* _WORK TO COMPLETE_: Collect every line below that contains the word "desk".

+ + + +

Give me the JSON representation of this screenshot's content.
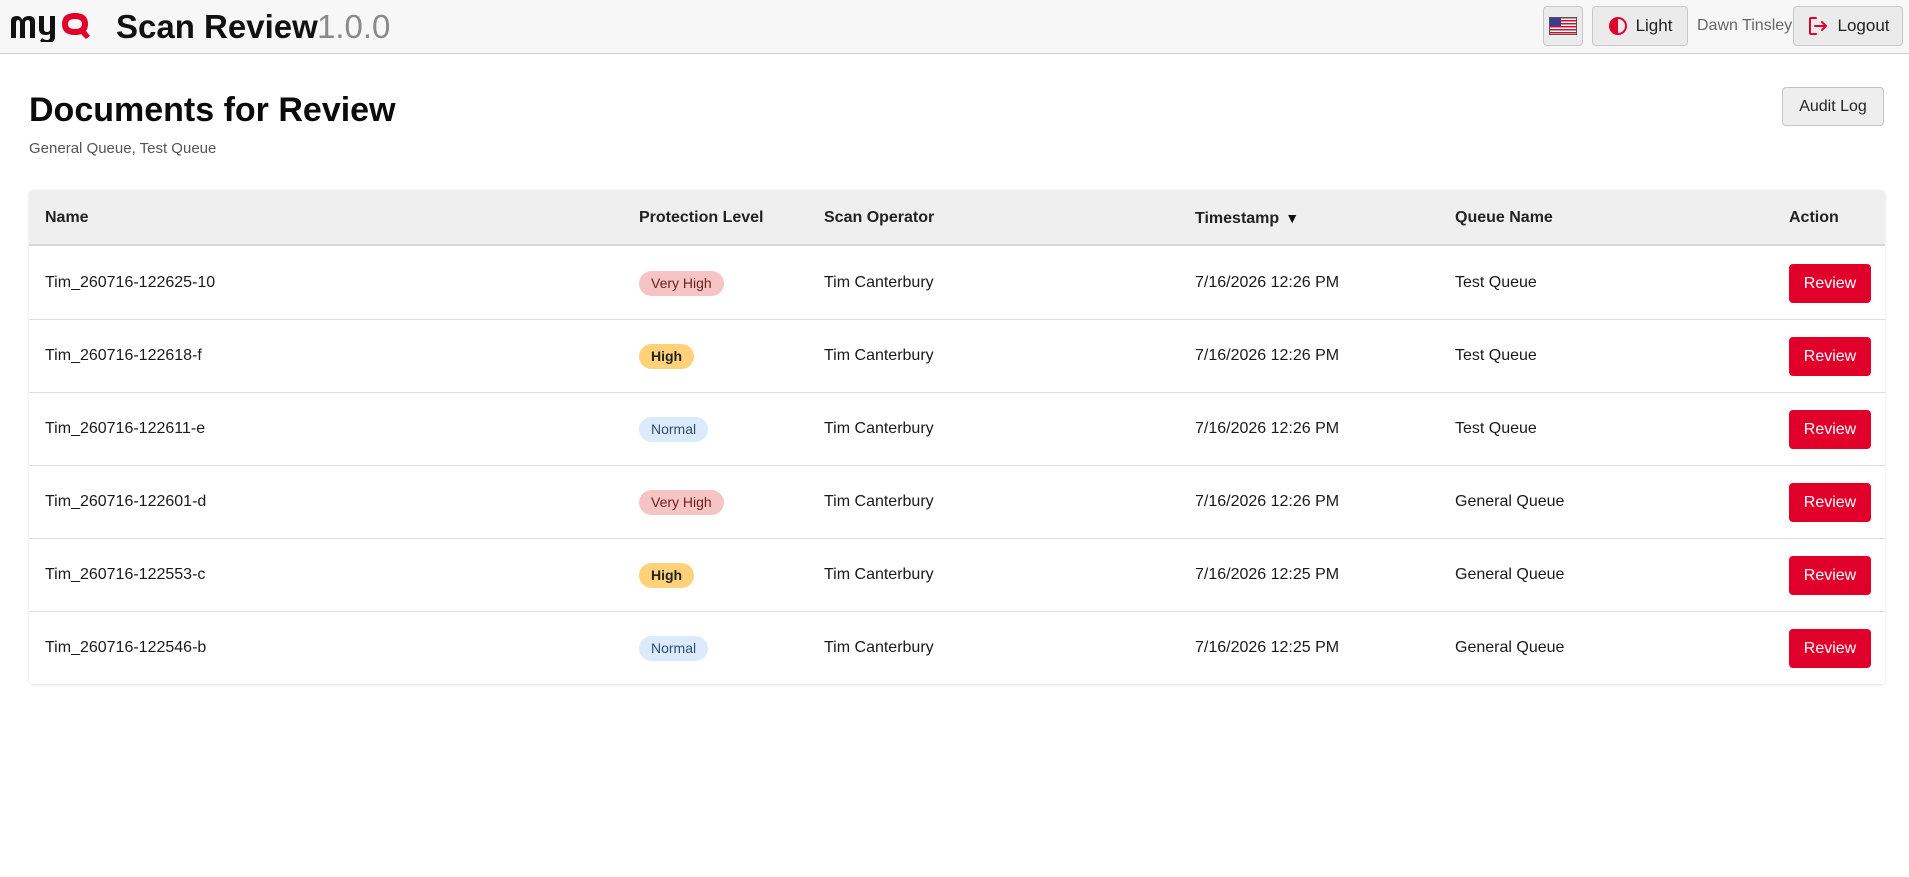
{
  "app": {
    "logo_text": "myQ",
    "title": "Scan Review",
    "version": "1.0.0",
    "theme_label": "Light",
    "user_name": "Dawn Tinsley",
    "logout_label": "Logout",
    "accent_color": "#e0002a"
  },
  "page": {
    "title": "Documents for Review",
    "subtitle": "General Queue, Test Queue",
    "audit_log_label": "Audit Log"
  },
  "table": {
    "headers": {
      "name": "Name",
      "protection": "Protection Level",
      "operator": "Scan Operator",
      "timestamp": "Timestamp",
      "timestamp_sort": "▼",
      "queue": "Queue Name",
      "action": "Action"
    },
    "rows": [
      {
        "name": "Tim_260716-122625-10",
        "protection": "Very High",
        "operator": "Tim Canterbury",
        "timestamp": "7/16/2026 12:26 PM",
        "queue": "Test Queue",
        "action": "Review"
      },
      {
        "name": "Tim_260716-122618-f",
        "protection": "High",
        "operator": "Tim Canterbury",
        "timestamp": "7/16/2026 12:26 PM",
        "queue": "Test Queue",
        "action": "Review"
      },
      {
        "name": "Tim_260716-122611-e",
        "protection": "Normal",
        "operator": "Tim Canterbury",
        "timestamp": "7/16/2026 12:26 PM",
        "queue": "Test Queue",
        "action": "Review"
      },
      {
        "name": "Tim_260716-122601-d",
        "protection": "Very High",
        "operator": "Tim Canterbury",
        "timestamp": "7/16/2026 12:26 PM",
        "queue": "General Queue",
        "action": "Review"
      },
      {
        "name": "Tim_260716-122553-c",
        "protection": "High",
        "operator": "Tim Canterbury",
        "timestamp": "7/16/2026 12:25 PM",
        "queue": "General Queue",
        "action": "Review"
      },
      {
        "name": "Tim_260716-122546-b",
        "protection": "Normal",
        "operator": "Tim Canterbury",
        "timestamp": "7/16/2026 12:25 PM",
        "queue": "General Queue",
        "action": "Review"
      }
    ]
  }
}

+ + + +

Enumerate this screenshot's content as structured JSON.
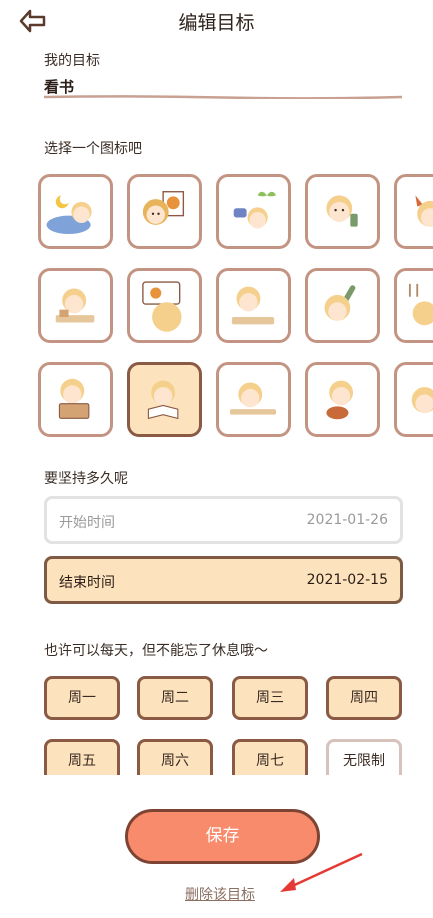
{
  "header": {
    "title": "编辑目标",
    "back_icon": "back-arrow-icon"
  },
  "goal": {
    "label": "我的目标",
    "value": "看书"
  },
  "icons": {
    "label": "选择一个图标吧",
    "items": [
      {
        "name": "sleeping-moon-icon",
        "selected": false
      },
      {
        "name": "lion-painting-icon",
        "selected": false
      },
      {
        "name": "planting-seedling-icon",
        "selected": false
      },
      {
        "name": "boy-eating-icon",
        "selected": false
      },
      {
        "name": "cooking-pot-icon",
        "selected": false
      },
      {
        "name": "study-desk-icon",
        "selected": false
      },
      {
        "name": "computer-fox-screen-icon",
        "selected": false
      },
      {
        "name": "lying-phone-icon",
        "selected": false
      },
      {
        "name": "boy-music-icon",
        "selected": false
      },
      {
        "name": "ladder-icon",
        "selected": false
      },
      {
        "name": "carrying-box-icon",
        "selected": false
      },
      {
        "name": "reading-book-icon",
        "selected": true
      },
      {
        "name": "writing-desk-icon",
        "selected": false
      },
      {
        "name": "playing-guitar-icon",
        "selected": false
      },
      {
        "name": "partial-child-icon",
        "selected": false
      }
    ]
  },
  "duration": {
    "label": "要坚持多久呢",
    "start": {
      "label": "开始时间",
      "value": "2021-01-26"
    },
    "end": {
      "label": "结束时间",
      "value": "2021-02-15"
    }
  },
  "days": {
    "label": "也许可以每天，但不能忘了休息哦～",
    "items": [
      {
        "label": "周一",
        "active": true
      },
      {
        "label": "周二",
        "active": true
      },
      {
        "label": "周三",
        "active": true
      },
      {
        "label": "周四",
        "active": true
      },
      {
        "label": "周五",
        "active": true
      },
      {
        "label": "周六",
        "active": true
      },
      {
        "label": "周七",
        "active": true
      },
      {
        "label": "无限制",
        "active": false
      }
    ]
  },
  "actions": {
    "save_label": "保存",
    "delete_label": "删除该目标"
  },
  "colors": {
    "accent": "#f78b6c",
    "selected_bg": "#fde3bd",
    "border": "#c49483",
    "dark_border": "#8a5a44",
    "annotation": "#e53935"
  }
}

+ + + +

* _FINISHED EXERCISE_:
        "name": "study-desk-icon",
        "name": "writing-desk-icon",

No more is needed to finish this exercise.